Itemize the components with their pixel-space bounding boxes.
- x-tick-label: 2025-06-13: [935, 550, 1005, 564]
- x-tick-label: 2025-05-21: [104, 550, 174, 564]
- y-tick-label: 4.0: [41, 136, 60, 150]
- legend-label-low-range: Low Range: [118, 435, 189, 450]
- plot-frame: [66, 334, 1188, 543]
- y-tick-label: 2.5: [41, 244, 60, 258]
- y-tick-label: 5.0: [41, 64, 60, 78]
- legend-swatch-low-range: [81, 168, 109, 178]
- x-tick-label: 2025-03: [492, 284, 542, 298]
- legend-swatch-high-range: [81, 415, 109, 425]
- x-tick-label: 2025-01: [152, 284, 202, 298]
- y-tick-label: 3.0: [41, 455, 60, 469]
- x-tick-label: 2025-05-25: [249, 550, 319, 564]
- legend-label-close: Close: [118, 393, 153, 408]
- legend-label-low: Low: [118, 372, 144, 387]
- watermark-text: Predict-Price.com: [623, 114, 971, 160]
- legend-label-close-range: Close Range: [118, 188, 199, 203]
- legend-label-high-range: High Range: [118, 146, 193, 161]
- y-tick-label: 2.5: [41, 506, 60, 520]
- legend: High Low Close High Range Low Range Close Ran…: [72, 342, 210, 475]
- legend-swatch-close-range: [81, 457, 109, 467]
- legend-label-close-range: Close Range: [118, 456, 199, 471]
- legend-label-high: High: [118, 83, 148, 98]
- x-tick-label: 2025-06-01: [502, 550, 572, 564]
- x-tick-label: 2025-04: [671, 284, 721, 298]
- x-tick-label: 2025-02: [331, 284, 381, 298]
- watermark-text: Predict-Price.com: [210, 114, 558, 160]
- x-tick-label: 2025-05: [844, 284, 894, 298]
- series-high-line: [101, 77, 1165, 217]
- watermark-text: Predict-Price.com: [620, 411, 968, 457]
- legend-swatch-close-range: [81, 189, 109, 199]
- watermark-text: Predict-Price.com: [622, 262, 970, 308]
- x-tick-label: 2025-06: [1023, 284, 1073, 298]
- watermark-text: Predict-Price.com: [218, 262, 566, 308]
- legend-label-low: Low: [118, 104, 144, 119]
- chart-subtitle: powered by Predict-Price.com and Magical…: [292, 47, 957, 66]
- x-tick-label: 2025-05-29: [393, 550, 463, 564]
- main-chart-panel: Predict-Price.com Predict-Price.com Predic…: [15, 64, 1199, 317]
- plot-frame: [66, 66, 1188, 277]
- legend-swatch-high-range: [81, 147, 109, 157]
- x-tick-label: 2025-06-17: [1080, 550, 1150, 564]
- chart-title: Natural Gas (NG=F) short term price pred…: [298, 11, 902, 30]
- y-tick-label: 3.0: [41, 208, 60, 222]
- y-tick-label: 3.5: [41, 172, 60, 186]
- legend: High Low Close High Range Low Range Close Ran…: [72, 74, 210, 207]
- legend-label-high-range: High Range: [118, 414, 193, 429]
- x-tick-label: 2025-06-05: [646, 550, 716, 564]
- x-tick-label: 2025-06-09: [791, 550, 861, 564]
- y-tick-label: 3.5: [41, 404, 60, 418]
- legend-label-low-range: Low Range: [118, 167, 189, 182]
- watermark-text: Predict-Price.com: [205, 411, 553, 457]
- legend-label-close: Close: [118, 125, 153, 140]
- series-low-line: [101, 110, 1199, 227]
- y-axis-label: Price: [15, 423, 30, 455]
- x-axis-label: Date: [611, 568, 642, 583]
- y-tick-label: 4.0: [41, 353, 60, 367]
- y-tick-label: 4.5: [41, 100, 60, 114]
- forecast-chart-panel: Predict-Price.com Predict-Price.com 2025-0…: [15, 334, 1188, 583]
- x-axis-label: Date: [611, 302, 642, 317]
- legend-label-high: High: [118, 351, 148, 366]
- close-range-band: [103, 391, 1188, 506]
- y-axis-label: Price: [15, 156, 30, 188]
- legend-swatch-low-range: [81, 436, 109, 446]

■ ■ ■ ■ ■ ■ ■

Copy the listing above line for line, keeping every character unchanged.

Itemize the components with their pixel-space bounding boxes.
- x-tick-label: 2025-06-13: [935, 550, 1005, 564]
- x-tick-label: 2025-05-21: [104, 550, 174, 564]
- y-tick-label: 4.0: [41, 136, 60, 150]
- legend-label-low-range: Low Range: [118, 435, 189, 450]
- plot-frame: [66, 334, 1188, 543]
- y-tick-label: 2.5: [41, 244, 60, 258]
- y-tick-label: 5.0: [41, 64, 60, 78]
- legend-swatch-low-range: [81, 168, 109, 178]
- x-tick-label: 2025-03: [492, 284, 542, 298]
- legend-swatch-high-range: [81, 415, 109, 425]
- x-tick-label: 2025-01: [152, 284, 202, 298]
- y-tick-label: 3.0: [41, 455, 60, 469]
- x-tick-label: 2025-05-25: [249, 550, 319, 564]
- legend-label-close: Close: [118, 393, 153, 408]
- legend-label-low: Low: [118, 372, 144, 387]
- watermark-text: Predict-Price.com: [623, 114, 971, 160]
- legend-label-close-range: Close Range: [118, 188, 199, 203]
- legend-label-high-range: High Range: [118, 146, 193, 161]
- y-tick-label: 2.5: [41, 506, 60, 520]
- legend: High Low Close High Range Low Range Close Ran…: [72, 342, 210, 475]
- legend-swatch-close-range: [81, 457, 109, 467]
- legend-label-close-range: Close Range: [118, 456, 199, 471]
- legend-label-high: High: [118, 83, 148, 98]
- x-tick-label: 2025-06-01: [502, 550, 572, 564]
- x-tick-label: 2025-04: [671, 284, 721, 298]
- x-tick-label: 2025-02: [331, 284, 381, 298]
- watermark-text: Predict-Price.com: [210, 114, 558, 160]
- x-tick-label: 2025-05: [844, 284, 894, 298]
- series-high-line: [101, 77, 1165, 217]
- watermark-text: Predict-Price.com: [620, 411, 968, 457]
- legend-swatch-close-range: [81, 189, 109, 199]
- watermark-text: Predict-Price.com: [622, 262, 970, 308]
- x-tick-label: 2025-06: [1023, 284, 1073, 298]
- watermark-text: Predict-Price.com: [218, 262, 566, 308]
- legend-label-low: Low: [118, 104, 144, 119]
- chart-subtitle: powered by Predict-Price.com and Magical…: [292, 47, 957, 66]
- x-tick-label: 2025-05-29: [393, 550, 463, 564]
- main-chart-panel: Predict-Price.com Predict-Price.com Predic…: [15, 64, 1199, 317]
- plot-frame: [66, 66, 1188, 277]
- legend-swatch-high-range: [81, 147, 109, 157]
- x-tick-label: 2025-06-17: [1080, 550, 1150, 564]
- chart-title: Natural Gas (NG=F) short term price pred…: [298, 11, 902, 30]
- y-tick-label: 3.0: [41, 208, 60, 222]
- y-tick-label: 3.5: [41, 172, 60, 186]
- legend: High Low Close High Range Low Range Close Ran…: [72, 74, 210, 207]
- legend-label-high-range: High Range: [118, 414, 193, 429]
- x-tick-label: 2025-06-05: [646, 550, 716, 564]
- x-tick-label: 2025-06-09: [791, 550, 861, 564]
- y-tick-label: 3.5: [41, 404, 60, 418]
- legend-label-low-range: Low Range: [118, 167, 189, 182]
- watermark-text: Predict-Price.com: [205, 411, 553, 457]
- legend-label-close: Close: [118, 125, 153, 140]
- series-low-line: [101, 110, 1199, 227]
- y-axis-label: Price: [15, 423, 30, 455]
- x-axis-label: Date: [611, 568, 642, 583]
- y-tick-label: 4.0: [41, 353, 60, 367]
- y-tick-label: 4.5: [41, 100, 60, 114]
- forecast-chart-panel: Predict-Price.com Predict-Price.com 2025-0…: [15, 334, 1188, 583]
- x-axis-label: Date: [611, 302, 642, 317]
- legend-label-high: High: [118, 351, 148, 366]
- close-range-band: [103, 391, 1188, 506]
- y-axis-label: Price: [15, 156, 30, 188]
- legend-swatch-low-range: [81, 436, 109, 446]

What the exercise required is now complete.